> **What is expected**
Filter the entries and keep only the lines where the string "Select" appears.

> **Record excerpts**
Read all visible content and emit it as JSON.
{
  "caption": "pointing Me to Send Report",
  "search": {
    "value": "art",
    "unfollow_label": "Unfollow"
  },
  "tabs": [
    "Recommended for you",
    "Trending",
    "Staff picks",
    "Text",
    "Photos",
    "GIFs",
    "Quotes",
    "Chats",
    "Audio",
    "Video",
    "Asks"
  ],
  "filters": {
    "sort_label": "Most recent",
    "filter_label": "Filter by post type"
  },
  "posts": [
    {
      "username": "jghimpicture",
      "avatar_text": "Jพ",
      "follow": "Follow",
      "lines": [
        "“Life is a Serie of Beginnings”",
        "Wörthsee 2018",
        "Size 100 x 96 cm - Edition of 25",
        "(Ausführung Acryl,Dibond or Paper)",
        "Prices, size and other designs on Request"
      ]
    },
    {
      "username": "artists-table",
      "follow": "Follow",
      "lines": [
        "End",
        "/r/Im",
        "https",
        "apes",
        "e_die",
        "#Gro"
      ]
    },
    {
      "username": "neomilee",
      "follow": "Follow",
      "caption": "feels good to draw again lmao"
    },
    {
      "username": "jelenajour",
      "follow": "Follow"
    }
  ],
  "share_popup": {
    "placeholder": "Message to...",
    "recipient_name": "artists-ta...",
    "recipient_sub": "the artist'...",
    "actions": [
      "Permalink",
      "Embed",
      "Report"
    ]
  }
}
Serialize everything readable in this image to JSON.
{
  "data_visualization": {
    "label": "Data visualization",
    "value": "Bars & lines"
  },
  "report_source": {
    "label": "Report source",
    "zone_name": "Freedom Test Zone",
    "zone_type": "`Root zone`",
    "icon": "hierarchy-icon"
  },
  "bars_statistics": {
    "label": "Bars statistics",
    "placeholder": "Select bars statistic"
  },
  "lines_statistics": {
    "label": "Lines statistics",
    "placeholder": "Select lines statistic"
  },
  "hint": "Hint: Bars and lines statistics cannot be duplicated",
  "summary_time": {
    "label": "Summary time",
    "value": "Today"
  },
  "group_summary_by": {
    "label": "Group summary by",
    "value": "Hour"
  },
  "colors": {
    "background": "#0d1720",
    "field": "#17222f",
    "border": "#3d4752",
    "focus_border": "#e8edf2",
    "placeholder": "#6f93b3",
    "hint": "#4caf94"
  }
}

> **Result for this task**
    "placeholder": "Select bars statistic"
    "placeholder": "Select lines statistic"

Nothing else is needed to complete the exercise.